## WHAT THE TASK ASKS
Locate every line in the records below that contains the word "data", and copy each one.

## INFORMATION GIVEN

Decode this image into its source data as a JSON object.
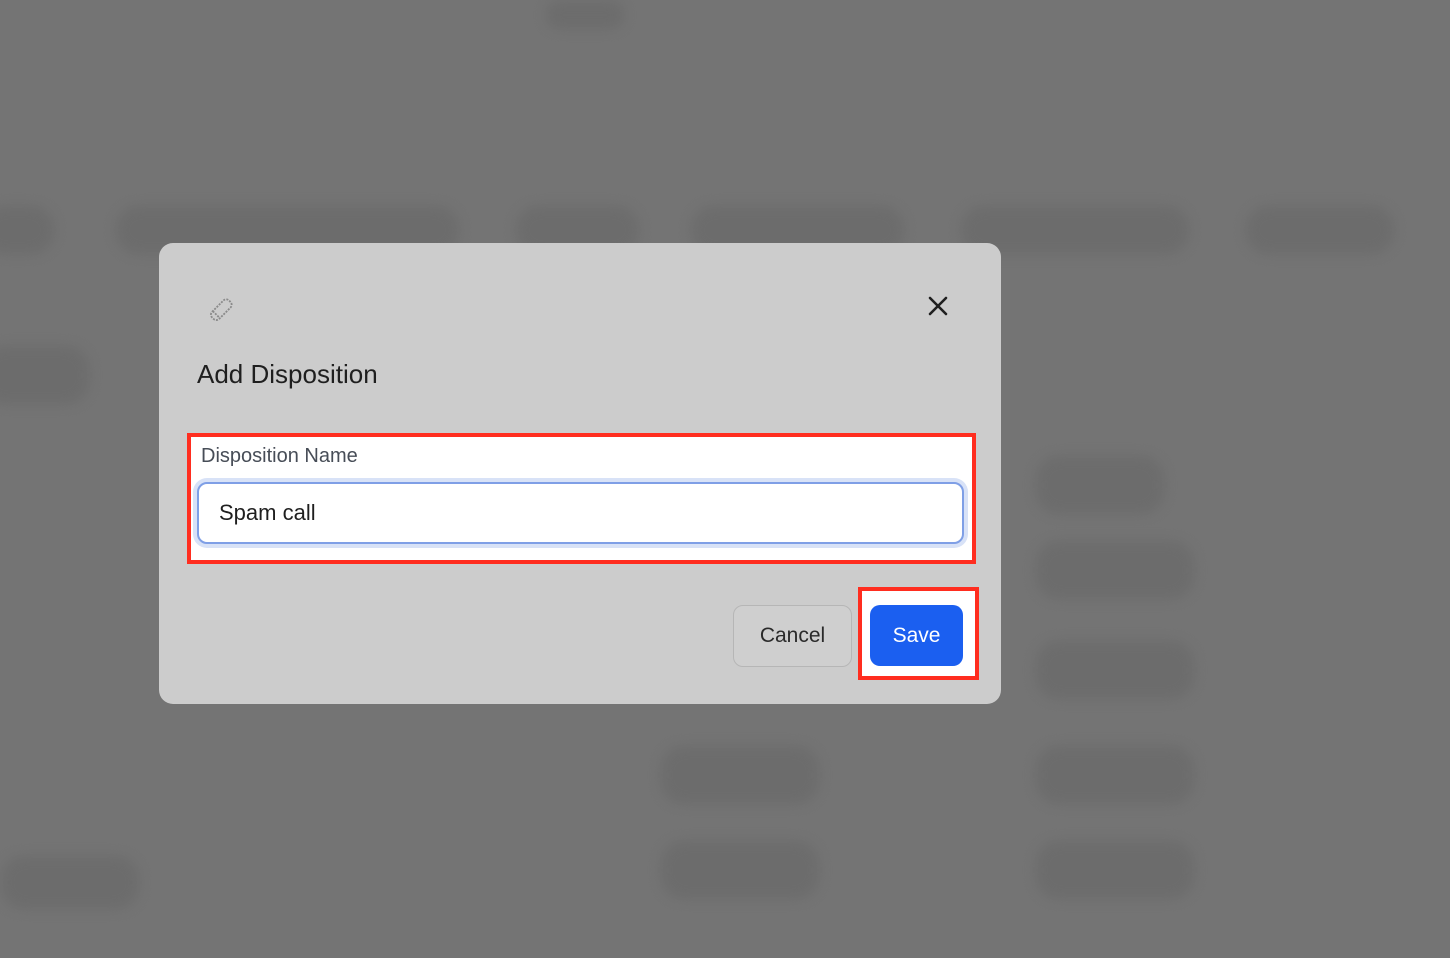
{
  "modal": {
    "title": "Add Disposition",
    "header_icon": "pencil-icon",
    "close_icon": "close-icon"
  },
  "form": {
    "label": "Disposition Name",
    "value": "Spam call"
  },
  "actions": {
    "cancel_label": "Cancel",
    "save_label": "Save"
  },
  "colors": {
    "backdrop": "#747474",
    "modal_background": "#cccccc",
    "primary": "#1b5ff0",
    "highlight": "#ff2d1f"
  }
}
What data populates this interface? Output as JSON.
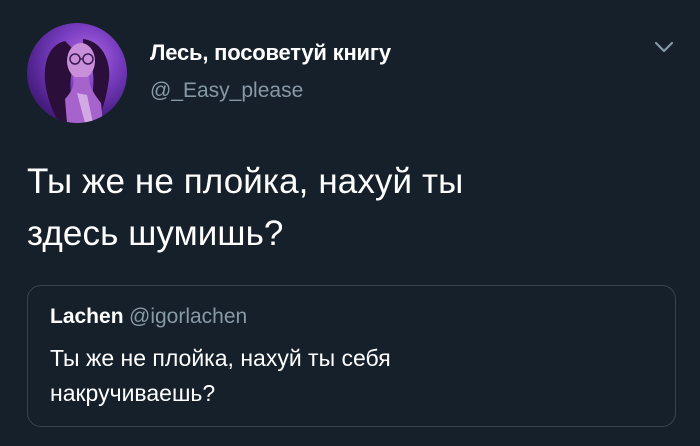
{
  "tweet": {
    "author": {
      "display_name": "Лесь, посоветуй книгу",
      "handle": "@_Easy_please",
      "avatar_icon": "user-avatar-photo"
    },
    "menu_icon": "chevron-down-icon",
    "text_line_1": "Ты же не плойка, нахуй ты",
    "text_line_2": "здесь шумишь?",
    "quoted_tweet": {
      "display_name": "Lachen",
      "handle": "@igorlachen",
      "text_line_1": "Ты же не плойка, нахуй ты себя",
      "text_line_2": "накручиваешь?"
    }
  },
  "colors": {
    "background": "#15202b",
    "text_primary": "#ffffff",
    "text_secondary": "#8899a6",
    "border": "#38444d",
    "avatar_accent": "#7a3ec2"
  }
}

## SOLUTION TO THE EXERCISE
Decode this image into its source data as a JSON object.
What data populates this interface? Output as JSON.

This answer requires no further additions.